======== Data to process ========

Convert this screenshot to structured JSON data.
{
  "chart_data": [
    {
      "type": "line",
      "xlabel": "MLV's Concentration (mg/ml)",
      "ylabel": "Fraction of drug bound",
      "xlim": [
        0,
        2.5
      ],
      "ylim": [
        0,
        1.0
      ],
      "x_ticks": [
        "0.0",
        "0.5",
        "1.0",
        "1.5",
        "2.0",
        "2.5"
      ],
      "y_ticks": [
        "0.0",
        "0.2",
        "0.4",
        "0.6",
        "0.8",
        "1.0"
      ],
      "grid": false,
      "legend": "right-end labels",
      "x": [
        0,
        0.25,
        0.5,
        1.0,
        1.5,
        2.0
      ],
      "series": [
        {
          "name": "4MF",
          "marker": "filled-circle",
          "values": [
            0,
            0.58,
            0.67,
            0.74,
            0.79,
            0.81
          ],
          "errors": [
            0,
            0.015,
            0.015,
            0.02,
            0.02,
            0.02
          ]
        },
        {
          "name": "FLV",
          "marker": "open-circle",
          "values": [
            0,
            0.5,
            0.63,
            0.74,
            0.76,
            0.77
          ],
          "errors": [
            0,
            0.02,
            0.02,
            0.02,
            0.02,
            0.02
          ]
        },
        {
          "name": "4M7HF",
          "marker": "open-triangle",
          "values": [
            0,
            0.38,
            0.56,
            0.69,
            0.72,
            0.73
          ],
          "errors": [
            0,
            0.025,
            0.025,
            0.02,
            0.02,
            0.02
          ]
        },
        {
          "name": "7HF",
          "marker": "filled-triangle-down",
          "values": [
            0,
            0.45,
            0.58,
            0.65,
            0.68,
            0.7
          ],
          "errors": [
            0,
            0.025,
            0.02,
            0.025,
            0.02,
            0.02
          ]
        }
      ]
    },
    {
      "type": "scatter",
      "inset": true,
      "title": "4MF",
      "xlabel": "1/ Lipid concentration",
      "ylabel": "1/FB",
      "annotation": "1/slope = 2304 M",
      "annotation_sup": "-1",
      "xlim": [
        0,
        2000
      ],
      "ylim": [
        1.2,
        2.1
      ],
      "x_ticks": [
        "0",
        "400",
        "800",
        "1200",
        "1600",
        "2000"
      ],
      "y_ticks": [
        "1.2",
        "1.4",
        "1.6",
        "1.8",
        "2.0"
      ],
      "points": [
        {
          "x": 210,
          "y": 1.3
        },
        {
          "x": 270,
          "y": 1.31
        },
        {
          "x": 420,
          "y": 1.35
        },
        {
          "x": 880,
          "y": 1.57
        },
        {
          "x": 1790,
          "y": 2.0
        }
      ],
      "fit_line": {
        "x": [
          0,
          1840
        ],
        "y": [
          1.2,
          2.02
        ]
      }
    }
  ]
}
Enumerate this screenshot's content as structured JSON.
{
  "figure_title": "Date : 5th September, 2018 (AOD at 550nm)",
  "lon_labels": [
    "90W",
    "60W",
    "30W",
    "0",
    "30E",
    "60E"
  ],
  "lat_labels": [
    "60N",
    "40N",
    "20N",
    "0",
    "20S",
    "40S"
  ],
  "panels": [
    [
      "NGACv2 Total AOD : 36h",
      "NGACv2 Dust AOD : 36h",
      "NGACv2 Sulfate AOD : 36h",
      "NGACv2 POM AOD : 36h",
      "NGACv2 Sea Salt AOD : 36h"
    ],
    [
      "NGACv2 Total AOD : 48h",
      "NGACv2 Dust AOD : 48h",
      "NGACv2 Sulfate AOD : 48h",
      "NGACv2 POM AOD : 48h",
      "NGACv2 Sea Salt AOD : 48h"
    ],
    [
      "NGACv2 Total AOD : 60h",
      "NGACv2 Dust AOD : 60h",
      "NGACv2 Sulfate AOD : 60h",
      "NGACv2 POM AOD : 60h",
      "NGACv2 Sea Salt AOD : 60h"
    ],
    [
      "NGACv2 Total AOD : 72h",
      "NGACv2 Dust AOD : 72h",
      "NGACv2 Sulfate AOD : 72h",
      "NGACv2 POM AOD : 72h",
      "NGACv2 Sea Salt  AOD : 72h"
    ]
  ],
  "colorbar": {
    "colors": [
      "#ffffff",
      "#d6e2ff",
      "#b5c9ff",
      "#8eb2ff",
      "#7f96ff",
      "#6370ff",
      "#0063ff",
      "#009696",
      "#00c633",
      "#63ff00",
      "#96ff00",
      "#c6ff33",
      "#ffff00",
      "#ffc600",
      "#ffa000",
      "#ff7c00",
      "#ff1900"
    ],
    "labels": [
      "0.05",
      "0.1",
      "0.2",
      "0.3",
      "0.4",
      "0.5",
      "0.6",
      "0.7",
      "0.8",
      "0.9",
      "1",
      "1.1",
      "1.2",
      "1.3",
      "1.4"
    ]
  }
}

========

Count the lines in the entries above that include the string "xlabel", then give only that figure.

Full answer: 2